## [Brief]
Give only the number of lines where "content" occurs.

--

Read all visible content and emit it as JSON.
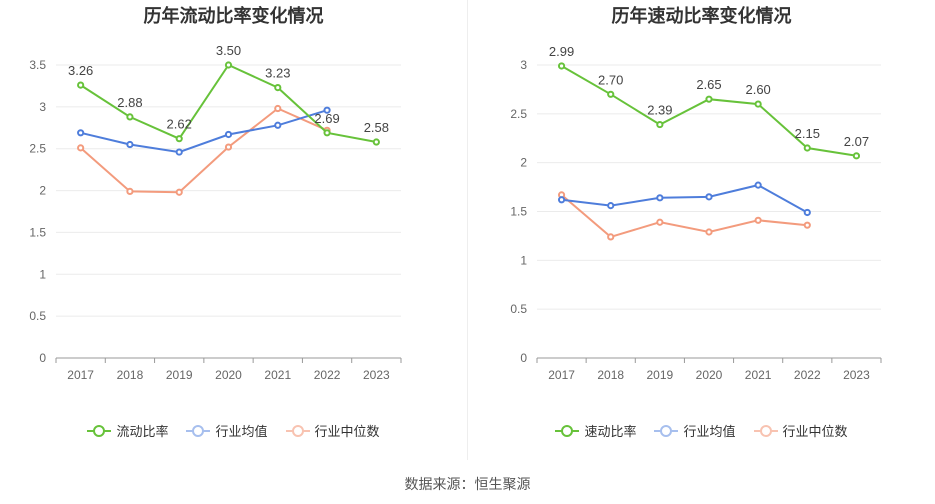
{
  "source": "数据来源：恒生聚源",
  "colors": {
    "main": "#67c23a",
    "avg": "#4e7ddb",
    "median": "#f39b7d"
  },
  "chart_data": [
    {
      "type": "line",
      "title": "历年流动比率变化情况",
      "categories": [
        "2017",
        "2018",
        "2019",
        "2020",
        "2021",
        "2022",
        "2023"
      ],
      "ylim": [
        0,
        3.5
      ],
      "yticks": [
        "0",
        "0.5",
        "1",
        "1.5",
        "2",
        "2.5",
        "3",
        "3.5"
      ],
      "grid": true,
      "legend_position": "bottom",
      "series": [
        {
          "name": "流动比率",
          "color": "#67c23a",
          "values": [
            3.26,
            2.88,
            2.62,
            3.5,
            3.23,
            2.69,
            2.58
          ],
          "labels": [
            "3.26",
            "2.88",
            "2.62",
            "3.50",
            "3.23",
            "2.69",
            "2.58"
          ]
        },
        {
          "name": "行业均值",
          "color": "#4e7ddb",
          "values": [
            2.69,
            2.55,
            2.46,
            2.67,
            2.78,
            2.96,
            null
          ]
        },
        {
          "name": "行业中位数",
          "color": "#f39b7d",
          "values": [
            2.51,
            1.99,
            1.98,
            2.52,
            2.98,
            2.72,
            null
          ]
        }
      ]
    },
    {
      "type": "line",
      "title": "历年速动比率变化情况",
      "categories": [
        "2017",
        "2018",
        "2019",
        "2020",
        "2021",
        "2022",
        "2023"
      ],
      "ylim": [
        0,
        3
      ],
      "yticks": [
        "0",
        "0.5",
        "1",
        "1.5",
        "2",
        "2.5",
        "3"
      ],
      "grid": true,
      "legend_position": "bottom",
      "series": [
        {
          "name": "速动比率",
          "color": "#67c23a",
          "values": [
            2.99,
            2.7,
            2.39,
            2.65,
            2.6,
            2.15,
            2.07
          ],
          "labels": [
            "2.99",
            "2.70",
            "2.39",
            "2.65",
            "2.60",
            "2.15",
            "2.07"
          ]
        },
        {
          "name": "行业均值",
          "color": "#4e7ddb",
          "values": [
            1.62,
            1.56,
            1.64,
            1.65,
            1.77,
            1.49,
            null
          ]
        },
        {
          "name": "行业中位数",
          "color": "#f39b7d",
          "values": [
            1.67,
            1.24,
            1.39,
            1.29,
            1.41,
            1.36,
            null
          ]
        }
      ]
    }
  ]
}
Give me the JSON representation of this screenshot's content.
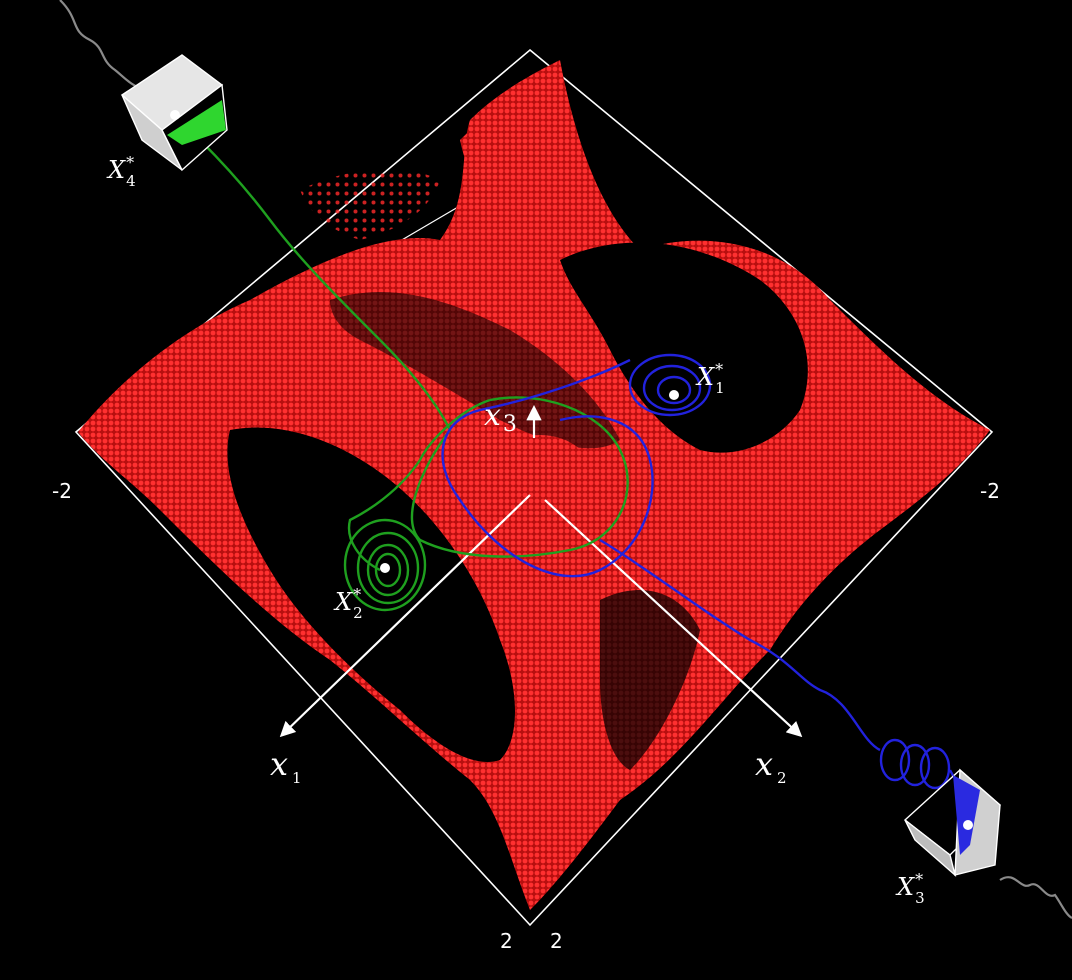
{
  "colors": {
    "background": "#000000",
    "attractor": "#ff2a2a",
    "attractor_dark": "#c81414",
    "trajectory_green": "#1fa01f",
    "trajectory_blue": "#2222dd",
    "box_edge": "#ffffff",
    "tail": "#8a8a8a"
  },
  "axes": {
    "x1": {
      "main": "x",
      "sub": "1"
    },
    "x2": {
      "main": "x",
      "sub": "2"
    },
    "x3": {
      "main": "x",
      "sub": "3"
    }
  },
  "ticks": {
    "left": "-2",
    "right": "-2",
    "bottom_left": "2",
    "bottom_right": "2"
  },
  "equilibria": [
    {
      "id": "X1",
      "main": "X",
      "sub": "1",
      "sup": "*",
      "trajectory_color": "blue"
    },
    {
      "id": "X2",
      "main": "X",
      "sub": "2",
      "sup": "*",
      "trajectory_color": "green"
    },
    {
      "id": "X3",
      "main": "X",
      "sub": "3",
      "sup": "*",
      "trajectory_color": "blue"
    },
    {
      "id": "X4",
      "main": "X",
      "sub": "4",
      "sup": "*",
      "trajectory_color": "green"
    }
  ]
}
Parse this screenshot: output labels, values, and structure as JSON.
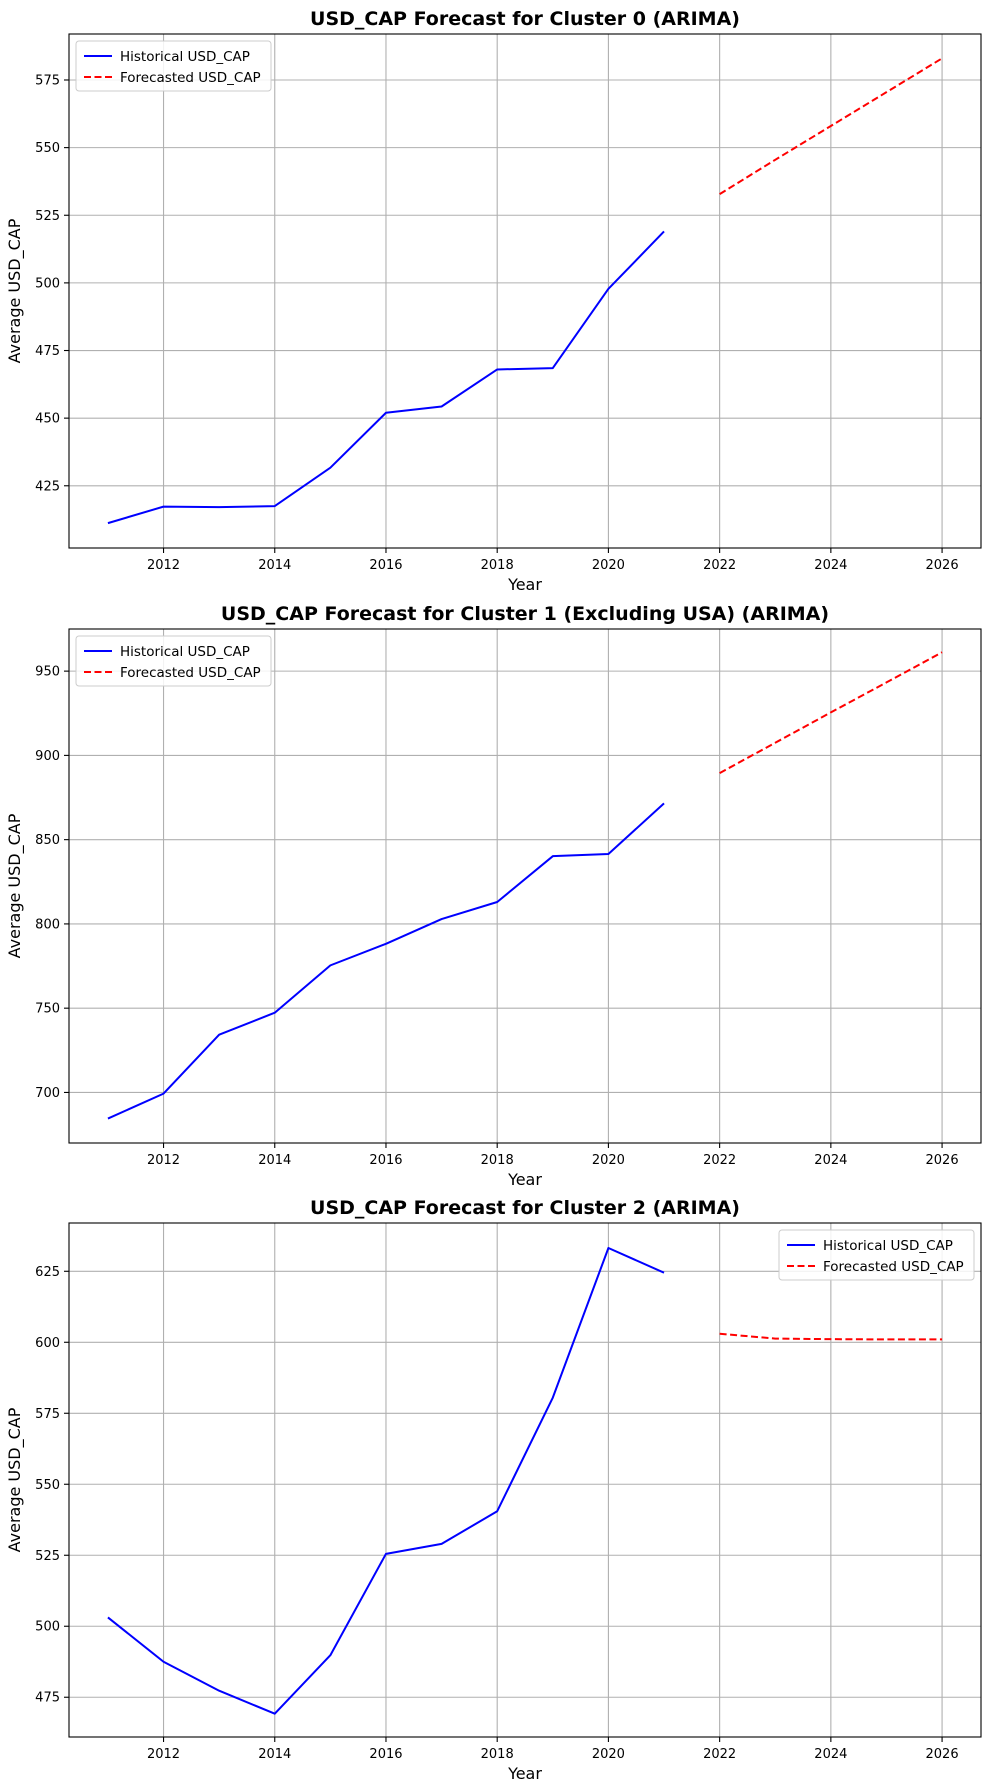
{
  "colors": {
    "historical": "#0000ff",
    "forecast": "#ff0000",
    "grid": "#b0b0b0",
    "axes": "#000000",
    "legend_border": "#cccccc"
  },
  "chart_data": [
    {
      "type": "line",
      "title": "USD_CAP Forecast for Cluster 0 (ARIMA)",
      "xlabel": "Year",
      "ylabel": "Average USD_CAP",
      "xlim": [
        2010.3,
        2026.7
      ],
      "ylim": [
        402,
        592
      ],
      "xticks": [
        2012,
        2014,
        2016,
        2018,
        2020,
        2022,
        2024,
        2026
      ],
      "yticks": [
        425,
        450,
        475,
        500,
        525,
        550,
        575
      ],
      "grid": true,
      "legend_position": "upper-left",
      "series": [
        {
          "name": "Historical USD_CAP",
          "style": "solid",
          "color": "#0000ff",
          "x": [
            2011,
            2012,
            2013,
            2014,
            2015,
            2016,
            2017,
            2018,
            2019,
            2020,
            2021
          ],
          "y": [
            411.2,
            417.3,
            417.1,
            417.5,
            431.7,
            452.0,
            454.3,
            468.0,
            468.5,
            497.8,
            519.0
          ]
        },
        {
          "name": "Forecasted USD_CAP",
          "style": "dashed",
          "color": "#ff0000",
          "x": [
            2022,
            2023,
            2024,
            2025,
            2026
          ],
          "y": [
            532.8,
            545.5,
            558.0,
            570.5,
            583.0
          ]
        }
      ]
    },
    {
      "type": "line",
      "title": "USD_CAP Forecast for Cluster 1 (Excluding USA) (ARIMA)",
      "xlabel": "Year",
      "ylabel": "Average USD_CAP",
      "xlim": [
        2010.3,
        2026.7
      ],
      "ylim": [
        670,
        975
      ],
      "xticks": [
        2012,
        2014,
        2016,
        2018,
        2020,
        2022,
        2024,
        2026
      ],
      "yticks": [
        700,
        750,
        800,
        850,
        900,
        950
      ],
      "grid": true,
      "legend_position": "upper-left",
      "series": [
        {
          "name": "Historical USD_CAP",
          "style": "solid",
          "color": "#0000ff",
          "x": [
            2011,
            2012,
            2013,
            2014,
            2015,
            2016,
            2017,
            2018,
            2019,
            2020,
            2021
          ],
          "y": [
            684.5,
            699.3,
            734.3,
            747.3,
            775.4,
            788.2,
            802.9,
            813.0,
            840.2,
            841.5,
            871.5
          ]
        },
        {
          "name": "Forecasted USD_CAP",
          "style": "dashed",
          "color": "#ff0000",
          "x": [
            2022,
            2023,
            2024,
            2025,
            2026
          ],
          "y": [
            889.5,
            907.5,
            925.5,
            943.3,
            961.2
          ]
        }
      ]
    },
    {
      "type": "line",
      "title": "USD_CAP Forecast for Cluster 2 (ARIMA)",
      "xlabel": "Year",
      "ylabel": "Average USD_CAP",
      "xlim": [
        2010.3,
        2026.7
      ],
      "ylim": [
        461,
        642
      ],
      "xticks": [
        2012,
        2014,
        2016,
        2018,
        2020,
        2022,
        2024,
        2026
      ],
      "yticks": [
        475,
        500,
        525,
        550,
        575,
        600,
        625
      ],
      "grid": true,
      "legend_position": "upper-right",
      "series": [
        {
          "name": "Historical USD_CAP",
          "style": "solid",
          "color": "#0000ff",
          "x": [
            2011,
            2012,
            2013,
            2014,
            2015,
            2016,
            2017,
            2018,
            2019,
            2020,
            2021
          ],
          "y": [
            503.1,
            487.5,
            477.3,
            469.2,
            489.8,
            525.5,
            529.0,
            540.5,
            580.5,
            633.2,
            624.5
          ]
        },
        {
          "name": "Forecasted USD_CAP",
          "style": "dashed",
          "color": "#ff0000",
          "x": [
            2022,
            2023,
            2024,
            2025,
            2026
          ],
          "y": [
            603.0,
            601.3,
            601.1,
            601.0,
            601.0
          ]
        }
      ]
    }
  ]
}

--

## [Task output]
2